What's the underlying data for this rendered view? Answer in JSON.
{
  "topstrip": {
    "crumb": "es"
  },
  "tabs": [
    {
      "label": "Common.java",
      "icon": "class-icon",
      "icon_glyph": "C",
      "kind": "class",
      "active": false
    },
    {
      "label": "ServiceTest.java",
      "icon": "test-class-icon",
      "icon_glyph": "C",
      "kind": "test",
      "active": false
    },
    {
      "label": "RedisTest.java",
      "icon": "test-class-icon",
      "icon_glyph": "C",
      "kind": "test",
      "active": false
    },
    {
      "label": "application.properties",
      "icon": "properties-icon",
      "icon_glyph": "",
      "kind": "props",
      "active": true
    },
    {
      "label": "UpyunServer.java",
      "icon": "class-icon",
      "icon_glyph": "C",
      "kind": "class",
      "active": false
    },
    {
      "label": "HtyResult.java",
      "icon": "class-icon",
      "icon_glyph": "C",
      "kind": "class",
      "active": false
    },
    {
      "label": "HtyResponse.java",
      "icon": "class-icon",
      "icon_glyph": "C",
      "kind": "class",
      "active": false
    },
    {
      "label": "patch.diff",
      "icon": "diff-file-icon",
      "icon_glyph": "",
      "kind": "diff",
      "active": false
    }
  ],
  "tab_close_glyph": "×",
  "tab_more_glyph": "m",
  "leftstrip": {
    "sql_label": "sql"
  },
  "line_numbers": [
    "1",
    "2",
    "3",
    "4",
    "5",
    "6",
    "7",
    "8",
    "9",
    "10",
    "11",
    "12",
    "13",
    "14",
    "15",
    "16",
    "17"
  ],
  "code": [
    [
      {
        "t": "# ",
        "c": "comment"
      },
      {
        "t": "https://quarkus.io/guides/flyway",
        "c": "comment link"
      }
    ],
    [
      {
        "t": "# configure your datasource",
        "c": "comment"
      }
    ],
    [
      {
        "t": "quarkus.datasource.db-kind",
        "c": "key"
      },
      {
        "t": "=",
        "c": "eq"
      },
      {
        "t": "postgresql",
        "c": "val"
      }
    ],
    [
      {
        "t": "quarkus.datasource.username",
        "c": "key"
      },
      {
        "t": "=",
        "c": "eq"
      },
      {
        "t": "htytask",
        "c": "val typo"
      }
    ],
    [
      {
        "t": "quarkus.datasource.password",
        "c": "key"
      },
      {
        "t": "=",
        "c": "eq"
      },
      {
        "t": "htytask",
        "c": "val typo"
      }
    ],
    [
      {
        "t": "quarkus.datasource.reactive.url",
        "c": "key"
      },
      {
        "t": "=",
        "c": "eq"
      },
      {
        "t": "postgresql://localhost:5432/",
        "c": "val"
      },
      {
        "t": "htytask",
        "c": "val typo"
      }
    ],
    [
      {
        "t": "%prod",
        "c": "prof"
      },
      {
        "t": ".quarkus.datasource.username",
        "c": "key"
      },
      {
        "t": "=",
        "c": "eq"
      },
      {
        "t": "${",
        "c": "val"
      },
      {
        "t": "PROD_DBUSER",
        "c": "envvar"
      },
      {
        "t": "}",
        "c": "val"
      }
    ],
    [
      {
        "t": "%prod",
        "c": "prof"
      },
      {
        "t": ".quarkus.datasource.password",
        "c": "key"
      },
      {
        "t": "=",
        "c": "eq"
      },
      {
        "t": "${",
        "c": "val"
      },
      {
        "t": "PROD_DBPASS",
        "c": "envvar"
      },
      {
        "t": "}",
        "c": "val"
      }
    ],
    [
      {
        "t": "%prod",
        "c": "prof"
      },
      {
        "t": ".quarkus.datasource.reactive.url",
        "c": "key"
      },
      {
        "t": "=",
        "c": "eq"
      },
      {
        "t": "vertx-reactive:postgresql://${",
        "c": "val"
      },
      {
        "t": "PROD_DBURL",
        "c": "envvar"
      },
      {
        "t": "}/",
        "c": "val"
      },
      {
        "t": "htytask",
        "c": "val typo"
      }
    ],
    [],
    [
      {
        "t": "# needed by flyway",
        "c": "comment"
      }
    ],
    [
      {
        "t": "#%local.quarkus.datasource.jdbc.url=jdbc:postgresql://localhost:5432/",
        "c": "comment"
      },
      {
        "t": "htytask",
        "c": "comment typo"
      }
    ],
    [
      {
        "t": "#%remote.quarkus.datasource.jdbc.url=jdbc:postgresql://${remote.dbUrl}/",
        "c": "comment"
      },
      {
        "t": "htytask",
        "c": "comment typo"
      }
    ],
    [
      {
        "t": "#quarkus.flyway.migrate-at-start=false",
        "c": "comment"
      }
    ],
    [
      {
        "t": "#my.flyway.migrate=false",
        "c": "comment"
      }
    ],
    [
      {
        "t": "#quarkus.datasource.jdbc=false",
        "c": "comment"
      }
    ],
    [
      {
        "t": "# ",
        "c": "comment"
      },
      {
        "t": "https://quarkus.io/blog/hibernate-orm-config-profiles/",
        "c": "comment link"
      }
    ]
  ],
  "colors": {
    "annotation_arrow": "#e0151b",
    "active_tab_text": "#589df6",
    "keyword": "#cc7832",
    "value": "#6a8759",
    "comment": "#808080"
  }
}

WORK TO COMPLETE: Copy every line of the records word for word.

RESULT FOR THIS EXERCISE:
What's the underlying data for this rendered view? Answer in JSON.
{
  "topstrip": {
    "crumb": "es"
  },
  "tabs": [
    {
      "label": "Common.java",
      "icon": "class-icon",
      "icon_glyph": "C",
      "kind": "class",
      "active": false
    },
    {
      "label": "ServiceTest.java",
      "icon": "test-class-icon",
      "icon_glyph": "C",
      "kind": "test",
      "active": false
    },
    {
      "label": "RedisTest.java",
      "icon": "test-class-icon",
      "icon_glyph": "C",
      "kind": "test",
      "active": false
    },
    {
      "label": "application.properties",
      "icon": "properties-icon",
      "icon_glyph": "",
      "kind": "props",
      "active": true
    },
    {
      "label": "UpyunServer.java",
      "icon": "class-icon",
      "icon_glyph": "C",
      "kind": "class",
      "active": false
    },
    {
      "label": "HtyResult.java",
      "icon": "class-icon",
      "icon_glyph": "C",
      "kind": "class",
      "active": false
    },
    {
      "label": "HtyResponse.java",
      "icon": "class-icon",
      "icon_glyph": "C",
      "kind": "class",
      "active": false
    },
    {
      "label": "patch.diff",
      "icon": "diff-file-icon",
      "icon_glyph": "",
      "kind": "diff",
      "active": false
    }
  ],
  "tab_close_glyph": "×",
  "tab_more_glyph": "m",
  "leftstrip": {
    "sql_label": "sql"
  },
  "line_numbers": [
    "1",
    "2",
    "3",
    "4",
    "5",
    "6",
    "7",
    "8",
    "9",
    "10",
    "11",
    "12",
    "13",
    "14",
    "15",
    "16",
    "17"
  ],
  "code": [
    [
      {
        "t": "# ",
        "c": "comment"
      },
      {
        "t": "https://quarkus.io/guides/flyway",
        "c": "comment link"
      }
    ],
    [
      {
        "t": "# configure your datasource",
        "c": "comment"
      }
    ],
    [
      {
        "t": "quarkus.datasource.db-kind",
        "c": "key"
      },
      {
        "t": "=",
        "c": "eq"
      },
      {
        "t": "postgresql",
        "c": "val"
      }
    ],
    [
      {
        "t": "quarkus.datasource.username",
        "c": "key"
      },
      {
        "t": "=",
        "c": "eq"
      },
      {
        "t": "htytask",
        "c": "val typo"
      }
    ],
    [
      {
        "t": "quarkus.datasource.password",
        "c": "key"
      },
      {
        "t": "=",
        "c": "eq"
      },
      {
        "t": "htytask",
        "c": "val typo"
      }
    ],
    [
      {
        "t": "quarkus.datasource.reactive.url",
        "c": "key"
      },
      {
        "t": "=",
        "c": "eq"
      },
      {
        "t": "postgresql://localhost:5432/",
        "c": "val"
      },
      {
        "t": "htytask",
        "c": "val typo"
      }
    ],
    [
      {
        "t": "%prod",
        "c": "prof"
      },
      {
        "t": ".quarkus.datasource.username",
        "c": "key"
      },
      {
        "t": "=",
        "c": "eq"
      },
      {
        "t": "${",
        "c": "val"
      },
      {
        "t": "PROD_DBUSER",
        "c": "envvar"
      },
      {
        "t": "}",
        "c": "val"
      }
    ],
    [
      {
        "t": "%prod",
        "c": "prof"
      },
      {
        "t": ".quarkus.datasource.password",
        "c": "key"
      },
      {
        "t": "=",
        "c": "eq"
      },
      {
        "t": "${",
        "c": "val"
      },
      {
        "t": "PROD_DBPASS",
        "c": "envvar"
      },
      {
        "t": "}",
        "c": "val"
      }
    ],
    [
      {
        "t": "%prod",
        "c": "prof"
      },
      {
        "t": ".quarkus.datasource.reactive.url",
        "c": "key"
      },
      {
        "t": "=",
        "c": "eq"
      },
      {
        "t": "vertx-reactive:postgresql://${",
        "c": "val"
      },
      {
        "t": "PROD_DBURL",
        "c": "envvar"
      },
      {
        "t": "}/",
        "c": "val"
      },
      {
        "t": "htytask",
        "c": "val typo"
      }
    ],
    [],
    [
      {
        "t": "# needed by flyway",
        "c": "comment"
      }
    ],
    [
      {
        "t": "#%local.quarkus.datasource.jdbc.url=jdbc:postgresql://localhost:5432/",
        "c": "comment"
      },
      {
        "t": "htytask",
        "c": "comment typo"
      }
    ],
    [
      {
        "t": "#%remote.quarkus.datasource.jdbc.url=jdbc:postgresql://${remote.dbUrl}/",
        "c": "comment"
      },
      {
        "t": "htytask",
        "c": "comment typo"
      }
    ],
    [
      {
        "t": "#quarkus.flyway.migrate-at-start=false",
        "c": "comment"
      }
    ],
    [
      {
        "t": "#my.flyway.migrate=false",
        "c": "comment"
      }
    ],
    [
      {
        "t": "#quarkus.datasource.jdbc=false",
        "c": "comment"
      }
    ],
    [
      {
        "t": "# ",
        "c": "comment"
      },
      {
        "t": "https://quarkus.io/blog/hibernate-orm-config-profiles/",
        "c": "comment link"
      }
    ]
  ],
  "colors": {
    "annotation_arrow": "#e0151b",
    "active_tab_text": "#589df6",
    "keyword": "#cc7832",
    "value": "#6a8759",
    "comment": "#808080"
  }
}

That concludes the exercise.